::: The records :::

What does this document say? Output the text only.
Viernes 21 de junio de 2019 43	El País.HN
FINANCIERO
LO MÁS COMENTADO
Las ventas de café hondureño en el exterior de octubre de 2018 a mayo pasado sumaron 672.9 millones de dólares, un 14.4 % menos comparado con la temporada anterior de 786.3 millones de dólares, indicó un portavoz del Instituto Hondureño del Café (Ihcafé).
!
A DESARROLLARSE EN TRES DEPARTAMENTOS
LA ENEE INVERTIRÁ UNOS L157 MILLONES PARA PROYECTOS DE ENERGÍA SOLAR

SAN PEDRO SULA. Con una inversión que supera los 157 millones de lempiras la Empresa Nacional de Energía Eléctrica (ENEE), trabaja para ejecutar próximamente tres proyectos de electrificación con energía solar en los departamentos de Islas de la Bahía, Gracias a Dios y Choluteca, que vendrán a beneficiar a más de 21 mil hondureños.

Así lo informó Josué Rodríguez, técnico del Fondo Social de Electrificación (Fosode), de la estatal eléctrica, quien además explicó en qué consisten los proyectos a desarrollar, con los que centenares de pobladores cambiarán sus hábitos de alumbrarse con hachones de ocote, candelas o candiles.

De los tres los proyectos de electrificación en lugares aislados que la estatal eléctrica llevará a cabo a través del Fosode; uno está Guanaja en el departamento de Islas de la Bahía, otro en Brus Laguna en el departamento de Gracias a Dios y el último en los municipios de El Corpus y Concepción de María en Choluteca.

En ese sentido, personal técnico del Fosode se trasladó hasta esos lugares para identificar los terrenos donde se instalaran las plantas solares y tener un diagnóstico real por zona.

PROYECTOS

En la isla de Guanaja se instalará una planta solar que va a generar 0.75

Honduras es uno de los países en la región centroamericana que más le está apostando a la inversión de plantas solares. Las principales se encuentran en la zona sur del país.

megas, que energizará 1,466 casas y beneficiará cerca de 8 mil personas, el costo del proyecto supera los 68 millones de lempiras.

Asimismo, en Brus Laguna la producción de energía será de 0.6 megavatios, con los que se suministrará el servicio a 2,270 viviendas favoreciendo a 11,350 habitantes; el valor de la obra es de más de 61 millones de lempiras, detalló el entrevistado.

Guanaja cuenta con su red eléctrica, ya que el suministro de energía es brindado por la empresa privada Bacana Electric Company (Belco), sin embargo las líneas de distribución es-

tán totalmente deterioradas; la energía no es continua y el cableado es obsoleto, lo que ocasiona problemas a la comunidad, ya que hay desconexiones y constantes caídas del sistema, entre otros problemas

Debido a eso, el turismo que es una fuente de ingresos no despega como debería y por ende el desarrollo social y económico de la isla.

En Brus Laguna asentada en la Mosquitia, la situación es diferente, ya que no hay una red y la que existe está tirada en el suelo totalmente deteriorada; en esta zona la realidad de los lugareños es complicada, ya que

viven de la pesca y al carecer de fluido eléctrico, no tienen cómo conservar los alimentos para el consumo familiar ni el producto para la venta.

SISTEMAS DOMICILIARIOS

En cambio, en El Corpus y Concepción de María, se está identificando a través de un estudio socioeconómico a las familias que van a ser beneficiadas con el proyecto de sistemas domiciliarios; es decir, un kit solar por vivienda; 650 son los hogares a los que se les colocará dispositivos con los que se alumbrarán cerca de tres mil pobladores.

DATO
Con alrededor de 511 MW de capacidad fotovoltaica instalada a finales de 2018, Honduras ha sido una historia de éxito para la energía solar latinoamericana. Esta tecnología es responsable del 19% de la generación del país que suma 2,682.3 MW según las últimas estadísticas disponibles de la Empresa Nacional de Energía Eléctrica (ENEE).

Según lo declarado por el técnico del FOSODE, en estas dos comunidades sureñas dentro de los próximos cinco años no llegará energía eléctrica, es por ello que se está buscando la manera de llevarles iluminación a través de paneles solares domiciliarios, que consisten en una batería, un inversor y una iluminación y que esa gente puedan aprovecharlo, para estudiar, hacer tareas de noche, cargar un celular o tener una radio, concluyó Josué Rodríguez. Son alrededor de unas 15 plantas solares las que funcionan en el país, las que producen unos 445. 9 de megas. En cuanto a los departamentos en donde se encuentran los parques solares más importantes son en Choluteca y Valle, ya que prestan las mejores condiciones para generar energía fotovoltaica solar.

:::

— What this task involves —
Each line that holds the word "Brus" is to be copied.

— Problem solution —
De los tres los proyectos de electrificación en lugares aislados que la estatal eléctrica llevará a cabo a través del Fosode; uno está Guanaja en el departamento de Islas de la Bahía, otro en Brus Laguna en el departamento de Gracias a Dios y el último en los municipios de El Corpus y Concepción de María en Choluteca.
Asimismo, en Brus Laguna la producción de energía será de 0.6 megavatios, con los que se suministrará el servicio a 2,270 viviendas favoreciendo a 11,350 habitantes; el valor de la obra es de más de 61 millones de lempiras, detalló el entrevistado.
En Brus Laguna asentada en la Mosquitia, la situación es diferente, ya que no hay una red y la que existe está tirada en el suelo totalmente deteriorada; en esta zona la realidad de los lugareños es complicada, ya que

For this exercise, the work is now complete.